* Work to be completed
Every record must appear in your copy exactly as written, with no pictures.

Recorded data
——

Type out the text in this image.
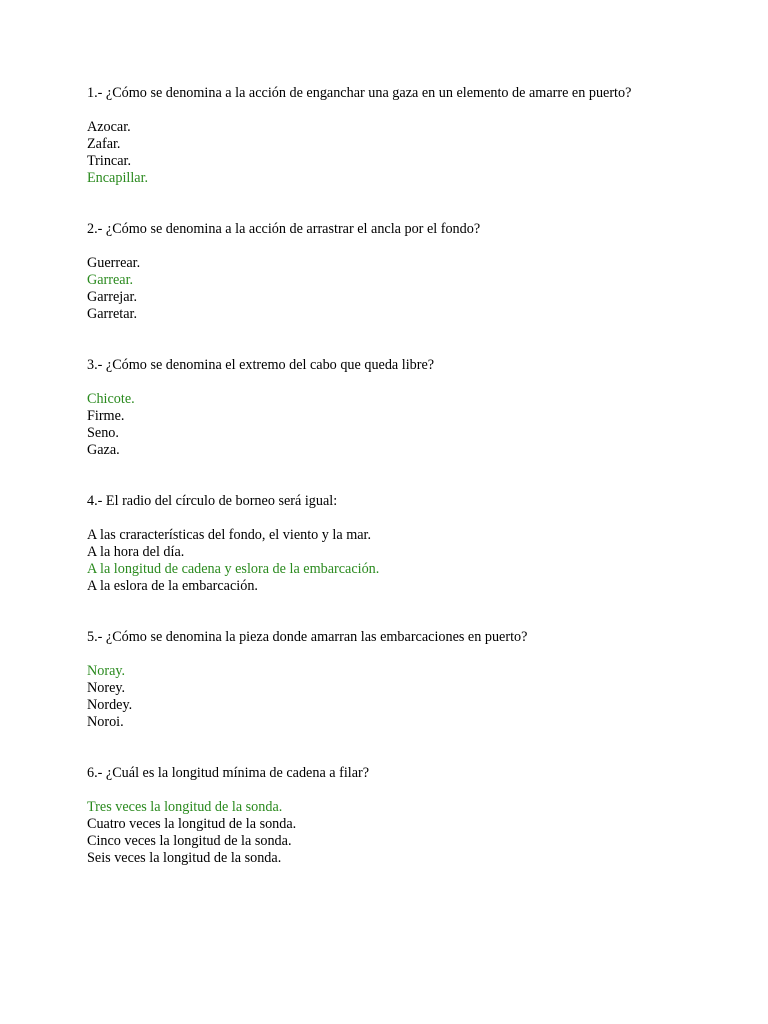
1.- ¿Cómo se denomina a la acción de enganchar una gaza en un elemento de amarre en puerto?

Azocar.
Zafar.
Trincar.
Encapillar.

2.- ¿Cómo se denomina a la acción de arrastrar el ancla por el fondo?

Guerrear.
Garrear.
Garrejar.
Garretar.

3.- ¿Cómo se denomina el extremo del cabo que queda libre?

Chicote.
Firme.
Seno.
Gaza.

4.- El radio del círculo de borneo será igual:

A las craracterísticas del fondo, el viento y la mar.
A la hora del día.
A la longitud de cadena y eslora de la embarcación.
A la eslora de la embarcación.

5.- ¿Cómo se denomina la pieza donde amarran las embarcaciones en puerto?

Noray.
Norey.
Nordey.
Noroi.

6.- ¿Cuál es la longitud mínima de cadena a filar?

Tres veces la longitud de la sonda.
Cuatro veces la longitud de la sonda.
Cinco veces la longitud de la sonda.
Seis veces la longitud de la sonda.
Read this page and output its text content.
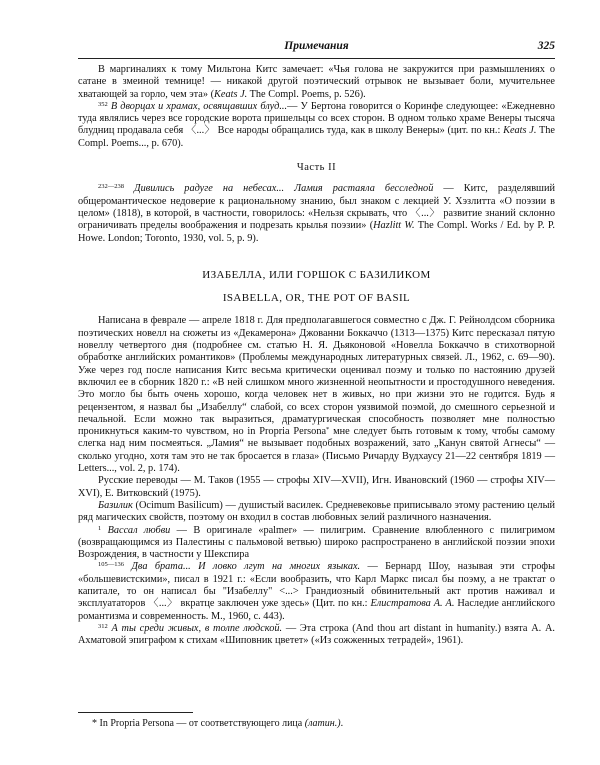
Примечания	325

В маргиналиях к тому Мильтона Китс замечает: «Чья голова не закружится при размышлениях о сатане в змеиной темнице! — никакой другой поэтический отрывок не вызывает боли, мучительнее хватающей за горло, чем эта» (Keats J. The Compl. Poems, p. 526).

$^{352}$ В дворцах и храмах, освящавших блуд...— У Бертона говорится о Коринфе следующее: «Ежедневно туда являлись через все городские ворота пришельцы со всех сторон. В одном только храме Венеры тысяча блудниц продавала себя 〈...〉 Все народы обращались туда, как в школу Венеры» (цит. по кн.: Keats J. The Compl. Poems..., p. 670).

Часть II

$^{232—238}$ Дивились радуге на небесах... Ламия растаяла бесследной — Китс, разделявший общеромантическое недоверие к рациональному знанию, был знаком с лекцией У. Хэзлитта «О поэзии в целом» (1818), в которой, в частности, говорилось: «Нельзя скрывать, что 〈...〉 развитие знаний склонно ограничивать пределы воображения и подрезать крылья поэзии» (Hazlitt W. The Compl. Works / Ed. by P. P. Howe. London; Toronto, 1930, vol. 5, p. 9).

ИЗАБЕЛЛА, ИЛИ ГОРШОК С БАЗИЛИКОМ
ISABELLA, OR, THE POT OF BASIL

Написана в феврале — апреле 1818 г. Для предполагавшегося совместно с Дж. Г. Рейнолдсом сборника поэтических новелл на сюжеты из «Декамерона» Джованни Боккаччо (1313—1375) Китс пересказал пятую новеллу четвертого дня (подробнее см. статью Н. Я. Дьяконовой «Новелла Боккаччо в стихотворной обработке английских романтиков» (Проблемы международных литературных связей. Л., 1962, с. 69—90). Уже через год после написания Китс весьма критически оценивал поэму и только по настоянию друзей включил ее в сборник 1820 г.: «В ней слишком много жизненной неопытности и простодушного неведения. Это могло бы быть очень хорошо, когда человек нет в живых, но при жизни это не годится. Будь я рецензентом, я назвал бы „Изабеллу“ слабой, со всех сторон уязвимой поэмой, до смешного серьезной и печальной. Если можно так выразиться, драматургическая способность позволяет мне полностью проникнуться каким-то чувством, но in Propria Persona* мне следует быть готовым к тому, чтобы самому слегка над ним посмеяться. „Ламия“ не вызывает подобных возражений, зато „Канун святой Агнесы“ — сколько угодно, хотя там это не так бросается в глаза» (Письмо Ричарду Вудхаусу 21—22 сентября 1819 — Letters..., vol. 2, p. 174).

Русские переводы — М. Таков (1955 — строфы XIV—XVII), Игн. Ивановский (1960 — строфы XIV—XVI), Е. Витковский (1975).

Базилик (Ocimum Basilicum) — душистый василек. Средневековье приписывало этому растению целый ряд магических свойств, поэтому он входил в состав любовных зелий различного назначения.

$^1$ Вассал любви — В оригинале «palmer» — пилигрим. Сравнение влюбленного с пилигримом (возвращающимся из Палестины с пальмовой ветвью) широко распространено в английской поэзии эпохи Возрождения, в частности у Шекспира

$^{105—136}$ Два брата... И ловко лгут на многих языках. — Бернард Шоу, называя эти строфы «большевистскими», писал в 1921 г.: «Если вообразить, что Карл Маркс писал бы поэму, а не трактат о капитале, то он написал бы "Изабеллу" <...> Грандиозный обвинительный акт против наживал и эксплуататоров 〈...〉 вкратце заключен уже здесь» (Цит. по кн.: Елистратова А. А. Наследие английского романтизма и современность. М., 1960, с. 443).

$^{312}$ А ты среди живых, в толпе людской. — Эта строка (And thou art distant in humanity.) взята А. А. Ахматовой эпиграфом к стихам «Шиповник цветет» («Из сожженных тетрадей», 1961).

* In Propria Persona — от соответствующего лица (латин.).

——

* Solution for this exercise
Type out the text in this image.
1.- ¿Cómo se denomina a la acción de enganchar una gaza en un elemento de amarre en puerto?

Azocar.
Zafar.
Trincar.
Encapillar.

2.- ¿Cómo se denomina a la acción de arrastrar el ancla por el fondo?

Guerrear.
Garrear.
Garrejar.
Garretar.

3.- ¿Cómo se denomina el extremo del cabo que queda libre?

Chicote.
Firme.
Seno.
Gaza.

4.- El radio del círculo de borneo será igual:

A las craracterísticas del fondo, el viento y la mar.
A la hora del día.
A la longitud de cadena y eslora de la embarcación.
A la eslora de la embarcación.

5.- ¿Cómo se denomina la pieza donde amarran las embarcaciones en puerto?

Noray.
Norey.
Nordey.
Noroi.

6.- ¿Cuál es la longitud mínima de cadena a filar?

Tres veces la longitud de la sonda.
Cuatro veces la longitud de la sonda.
Cinco veces la longitud de la sonda.
Seis veces la longitud de la sonda.
Read this page and output its text content.
Примечания	325

В маргиналиях к тому Мильтона Китс замечает: «Чья голова не закружится при размышлениях о сатане в змеиной темнице! — никакой другой поэтический отрывок не вызывает боли, мучительнее хватающей за горло, чем эта» (Keats J. The Compl. Poems, p. 526).

$^{352}$ В дворцах и храмах, освящавших блуд...— У Бертона говорится о Коринфе следующее: «Ежедневно туда являлись через все городские ворота пришельцы со всех сторон. В одном только храме Венеры тысяча блудниц продавала себя 〈...〉 Все народы обращались туда, как в школу Венеры» (цит. по кн.: Keats J. The Compl. Poems..., p. 670).

Часть II

$^{232—238}$ Дивились радуге на небесах... Ламия растаяла бесследной — Китс, разделявший общеромантическое недоверие к рациональному знанию, был знаком с лекцией У. Хэзлитта «О поэзии в целом» (1818), в которой, в частности, говорилось: «Нельзя скрывать, что 〈...〉 развитие знаний склонно ограничивать пределы воображения и подрезать крылья поэзии» (Hazlitt W. The Compl. Works / Ed. by P. P. Howe. London; Toronto, 1930, vol. 5, p. 9).

ИЗАБЕЛЛА, ИЛИ ГОРШОК С БАЗИЛИКОМ
ISABELLA, OR, THE POT OF BASIL

Написана в феврале — апреле 1818 г. Для предполагавшегося совместно с Дж. Г. Рейнолдсом сборника поэтических новелл на сюжеты из «Декамерона» Джованни Боккаччо (1313—1375) Китс пересказал пятую новеллу четвертого дня (подробнее см. статью Н. Я. Дьяконовой «Новелла Боккаччо в стихотворной обработке английских романтиков» (Проблемы международных литературных связей. Л., 1962, с. 69—90). Уже через год после написания Китс весьма критически оценивал поэму и только по настоянию друзей включил ее в сборник 1820 г.: «В ней слишком много жизненной неопытности и простодушного неведения. Это могло бы быть очень хорошо, когда человек нет в живых, но при жизни это не годится. Будь я рецензентом, я назвал бы „Изабеллу“ слабой, со всех сторон уязвимой поэмой, до смешного серьезной и печальной. Если можно так выразиться, драматургическая способность позволяет мне полностью проникнуться каким-то чувством, но in Propria Persona* мне следует быть готовым к тому, чтобы самому слегка над ним посмеяться. „Ламия“ не вызывает подобных возражений, зато „Канун святой Агнесы“ — сколько угодно, хотя там это не так бросается в глаза» (Письмо Ричарду Вудхаусу 21—22 сентября 1819 — Letters..., vol. 2, p. 174).

Русские переводы — М. Таков (1955 — строфы XIV—XVII), Игн. Ивановский (1960 — строфы XIV—XVI), Е. Витковский (1975).

Базилик (Ocimum Basilicum) — душистый василек. Средневековье приписывало этому растению целый ряд магических свойств, поэтому он входил в состав любовных зелий различного назначения.

$^1$ Вассал любви — В оригинале «palmer» — пилигрим. Сравнение влюбленного с пилигримом (возвращающимся из Палестины с пальмовой ветвью) широко распространено в английской поэзии эпохи Возрождения, в частности у Шекспира

$^{105—136}$ Два брата... И ловко лгут на многих языках. — Бернард Шоу, называя эти строфы «большевистскими», писал в 1921 г.: «Если вообразить, что Карл Маркс писал бы поэму, а не трактат о капитале, то он написал бы "Изабеллу" <...> Грандиозный обвинительный акт против наживал и эксплуататоров 〈...〉 вкратце заключен уже здесь» (Цит. по кн.: Елистратова А. А. Наследие английского романтизма и современность. М., 1960, с. 443).

$^{312}$ А ты среди живых, в толпе людской. — Эта строка (And thou art distant in humanity.) взята А. А. Ахматовой эпиграфом к стихам «Шиповник цветет» («Из сожженных тетрадей», 1961).

* In Propria Persona — от соответствующего лица (латин.).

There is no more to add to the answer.